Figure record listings
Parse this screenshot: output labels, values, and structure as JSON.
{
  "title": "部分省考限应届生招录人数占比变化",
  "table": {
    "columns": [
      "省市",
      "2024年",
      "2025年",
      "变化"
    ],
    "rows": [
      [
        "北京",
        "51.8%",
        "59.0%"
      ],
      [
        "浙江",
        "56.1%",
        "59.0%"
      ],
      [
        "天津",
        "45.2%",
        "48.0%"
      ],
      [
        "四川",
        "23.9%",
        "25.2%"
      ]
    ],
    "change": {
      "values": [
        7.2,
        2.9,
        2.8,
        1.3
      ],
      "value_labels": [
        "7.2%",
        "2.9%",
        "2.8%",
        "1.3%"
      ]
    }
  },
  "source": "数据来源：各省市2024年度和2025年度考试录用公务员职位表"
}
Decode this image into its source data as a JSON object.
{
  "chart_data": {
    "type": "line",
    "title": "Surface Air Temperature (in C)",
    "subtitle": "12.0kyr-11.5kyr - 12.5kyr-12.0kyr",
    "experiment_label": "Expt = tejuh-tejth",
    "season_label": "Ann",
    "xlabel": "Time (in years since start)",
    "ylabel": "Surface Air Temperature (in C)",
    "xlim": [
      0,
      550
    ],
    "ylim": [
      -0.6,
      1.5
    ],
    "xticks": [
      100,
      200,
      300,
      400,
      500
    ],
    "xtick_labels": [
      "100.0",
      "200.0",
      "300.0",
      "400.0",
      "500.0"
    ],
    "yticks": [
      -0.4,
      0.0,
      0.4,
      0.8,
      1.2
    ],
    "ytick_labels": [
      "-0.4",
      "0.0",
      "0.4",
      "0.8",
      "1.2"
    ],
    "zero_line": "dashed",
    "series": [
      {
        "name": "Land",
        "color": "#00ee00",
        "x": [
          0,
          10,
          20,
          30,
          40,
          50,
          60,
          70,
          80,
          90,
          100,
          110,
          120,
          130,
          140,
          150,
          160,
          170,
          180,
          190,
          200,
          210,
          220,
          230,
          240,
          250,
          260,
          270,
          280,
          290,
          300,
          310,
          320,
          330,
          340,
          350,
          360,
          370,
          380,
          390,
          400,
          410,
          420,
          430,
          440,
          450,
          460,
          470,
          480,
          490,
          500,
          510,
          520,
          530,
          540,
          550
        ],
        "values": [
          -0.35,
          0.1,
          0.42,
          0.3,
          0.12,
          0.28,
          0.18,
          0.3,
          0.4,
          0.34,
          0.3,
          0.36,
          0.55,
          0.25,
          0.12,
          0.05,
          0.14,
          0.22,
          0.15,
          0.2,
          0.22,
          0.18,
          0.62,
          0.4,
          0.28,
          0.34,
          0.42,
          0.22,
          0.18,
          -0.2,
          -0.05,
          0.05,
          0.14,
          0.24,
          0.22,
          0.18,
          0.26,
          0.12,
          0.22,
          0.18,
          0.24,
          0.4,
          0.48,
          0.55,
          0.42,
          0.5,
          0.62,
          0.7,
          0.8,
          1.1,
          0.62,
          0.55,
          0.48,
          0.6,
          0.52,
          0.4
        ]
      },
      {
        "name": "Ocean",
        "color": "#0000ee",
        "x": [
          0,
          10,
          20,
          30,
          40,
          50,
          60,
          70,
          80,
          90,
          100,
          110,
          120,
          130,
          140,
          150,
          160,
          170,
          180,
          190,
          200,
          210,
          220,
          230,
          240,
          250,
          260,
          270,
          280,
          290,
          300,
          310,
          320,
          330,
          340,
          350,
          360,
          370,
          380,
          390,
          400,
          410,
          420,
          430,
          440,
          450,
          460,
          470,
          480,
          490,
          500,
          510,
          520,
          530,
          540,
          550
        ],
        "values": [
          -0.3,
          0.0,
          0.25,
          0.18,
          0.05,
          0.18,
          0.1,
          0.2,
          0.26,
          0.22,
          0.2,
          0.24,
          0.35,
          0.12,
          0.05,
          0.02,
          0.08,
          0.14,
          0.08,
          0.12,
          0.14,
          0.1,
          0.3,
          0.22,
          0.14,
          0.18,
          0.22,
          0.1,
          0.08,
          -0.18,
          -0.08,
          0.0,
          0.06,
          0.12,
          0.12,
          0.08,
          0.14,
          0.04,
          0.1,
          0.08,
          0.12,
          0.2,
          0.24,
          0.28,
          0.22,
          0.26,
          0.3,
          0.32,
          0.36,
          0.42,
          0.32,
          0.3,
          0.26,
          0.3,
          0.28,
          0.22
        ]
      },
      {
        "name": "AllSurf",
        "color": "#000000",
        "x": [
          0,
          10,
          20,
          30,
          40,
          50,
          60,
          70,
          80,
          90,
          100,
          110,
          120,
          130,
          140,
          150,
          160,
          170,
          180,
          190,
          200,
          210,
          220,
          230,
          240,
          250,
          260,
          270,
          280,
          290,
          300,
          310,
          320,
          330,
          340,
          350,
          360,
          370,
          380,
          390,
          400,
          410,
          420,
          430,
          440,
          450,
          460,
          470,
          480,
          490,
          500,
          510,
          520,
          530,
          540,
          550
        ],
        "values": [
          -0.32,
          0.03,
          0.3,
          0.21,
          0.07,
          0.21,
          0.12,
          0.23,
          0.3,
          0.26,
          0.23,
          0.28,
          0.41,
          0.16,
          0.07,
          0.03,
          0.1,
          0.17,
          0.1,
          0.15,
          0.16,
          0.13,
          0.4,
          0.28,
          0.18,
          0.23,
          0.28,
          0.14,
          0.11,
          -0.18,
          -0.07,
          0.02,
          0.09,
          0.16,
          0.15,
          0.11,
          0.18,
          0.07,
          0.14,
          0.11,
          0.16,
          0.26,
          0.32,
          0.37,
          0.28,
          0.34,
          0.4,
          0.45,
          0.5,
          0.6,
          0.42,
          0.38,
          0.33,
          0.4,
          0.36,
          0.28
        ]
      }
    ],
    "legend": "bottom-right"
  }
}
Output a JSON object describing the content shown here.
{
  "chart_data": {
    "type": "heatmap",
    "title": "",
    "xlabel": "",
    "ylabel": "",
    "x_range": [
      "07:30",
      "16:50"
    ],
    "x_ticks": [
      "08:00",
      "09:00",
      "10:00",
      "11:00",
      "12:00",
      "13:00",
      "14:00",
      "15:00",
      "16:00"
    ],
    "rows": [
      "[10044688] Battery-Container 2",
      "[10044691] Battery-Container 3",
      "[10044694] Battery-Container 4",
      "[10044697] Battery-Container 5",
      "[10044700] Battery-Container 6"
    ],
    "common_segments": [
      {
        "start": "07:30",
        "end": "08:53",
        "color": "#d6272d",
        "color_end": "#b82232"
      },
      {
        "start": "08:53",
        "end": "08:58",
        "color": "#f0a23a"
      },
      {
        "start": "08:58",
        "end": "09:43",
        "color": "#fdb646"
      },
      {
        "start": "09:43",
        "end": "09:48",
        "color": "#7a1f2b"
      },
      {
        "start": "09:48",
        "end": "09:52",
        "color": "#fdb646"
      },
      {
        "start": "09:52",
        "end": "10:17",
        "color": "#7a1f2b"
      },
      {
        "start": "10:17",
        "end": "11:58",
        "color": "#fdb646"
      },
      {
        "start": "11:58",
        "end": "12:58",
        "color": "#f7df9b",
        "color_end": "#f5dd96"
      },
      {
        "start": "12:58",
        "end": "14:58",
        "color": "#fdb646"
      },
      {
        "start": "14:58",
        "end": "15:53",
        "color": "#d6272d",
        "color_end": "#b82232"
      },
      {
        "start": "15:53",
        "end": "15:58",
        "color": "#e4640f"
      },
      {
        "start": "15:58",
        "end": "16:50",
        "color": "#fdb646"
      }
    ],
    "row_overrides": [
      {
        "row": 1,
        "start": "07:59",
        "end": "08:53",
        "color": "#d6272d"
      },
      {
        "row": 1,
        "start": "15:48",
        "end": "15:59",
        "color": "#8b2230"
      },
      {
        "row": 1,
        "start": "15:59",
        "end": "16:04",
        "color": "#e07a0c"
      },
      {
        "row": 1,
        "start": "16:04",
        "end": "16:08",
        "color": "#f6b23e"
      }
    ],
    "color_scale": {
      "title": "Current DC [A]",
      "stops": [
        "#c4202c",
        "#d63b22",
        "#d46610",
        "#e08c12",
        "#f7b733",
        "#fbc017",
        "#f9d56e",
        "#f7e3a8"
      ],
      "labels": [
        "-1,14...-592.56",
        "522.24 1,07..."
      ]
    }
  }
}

> Task goal
Lines containing the word "ylabel" must all be returned from the material above.

> Solution for this problem
    "ylabel": "Surface Air Temperature (in C)",
    "ylabel": "",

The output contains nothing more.